● **TASK DESCRIPTION**
Would you retype all of these records exactly?

● **DATA RECORDS**
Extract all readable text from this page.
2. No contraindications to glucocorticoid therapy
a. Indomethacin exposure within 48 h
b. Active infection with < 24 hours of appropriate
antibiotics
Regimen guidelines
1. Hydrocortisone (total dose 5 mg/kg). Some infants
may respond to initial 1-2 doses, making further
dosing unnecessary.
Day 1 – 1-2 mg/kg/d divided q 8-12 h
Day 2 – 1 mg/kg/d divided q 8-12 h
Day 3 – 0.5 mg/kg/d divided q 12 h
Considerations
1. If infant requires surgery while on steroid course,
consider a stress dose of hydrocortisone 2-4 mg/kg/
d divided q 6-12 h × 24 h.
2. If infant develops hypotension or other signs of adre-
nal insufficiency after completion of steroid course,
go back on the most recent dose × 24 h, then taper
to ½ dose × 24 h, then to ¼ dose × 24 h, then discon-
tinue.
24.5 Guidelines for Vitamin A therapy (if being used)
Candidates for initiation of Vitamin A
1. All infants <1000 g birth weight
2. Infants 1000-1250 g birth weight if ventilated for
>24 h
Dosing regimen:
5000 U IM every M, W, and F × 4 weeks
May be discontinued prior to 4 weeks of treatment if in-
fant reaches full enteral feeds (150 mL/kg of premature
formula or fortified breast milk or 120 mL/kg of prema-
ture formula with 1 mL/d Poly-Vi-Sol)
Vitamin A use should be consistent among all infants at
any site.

● **PROBLEM SOLUTION**
Extract all readable text from this page.
2. No contraindications to glucocorticoid therapy
a. Indomethacin exposure within 48 h
b. Active infection with < 24 hours of appropriate
antibiotics
Regimen guidelines
1. Hydrocortisone (total dose 5 mg/kg). Some infants
may respond to initial 1-2 doses, making further
dosing unnecessary.
Day 1 – 1-2 mg/kg/d divided q 8-12 h
Day 2 – 1 mg/kg/d divided q 8-12 h
Day 3 – 0.5 mg/kg/d divided q 12 h
Considerations
1. If infant requires surgery while on steroid course,
consider a stress dose of hydrocortisone 2-4 mg/kg/
d divided q 6-12 h × 24 h.
2. If infant develops hypotension or other signs of adre-
nal insufficiency after completion of steroid course,
go back on the most recent dose × 24 h, then taper
to ½ dose × 24 h, then to ¼ dose × 24 h, then discon-
tinue.
24.5 Guidelines for Vitamin A therapy (if being used)
Candidates for initiation of Vitamin A
1. All infants <1000 g birth weight
2. Infants 1000-1250 g birth weight if ventilated for
>24 h
Dosing regimen:
5000 U IM every M, W, and F × 4 weeks
May be discontinued prior to 4 weeks of treatment if in-
fant reaches full enteral feeds (150 mL/kg of premature
formula or fortified breast milk or 120 mL/kg of prema-
ture formula with 1 mL/d Poly-Vi-Sol)
Vitamin A use should be consistent among all infants at
any site.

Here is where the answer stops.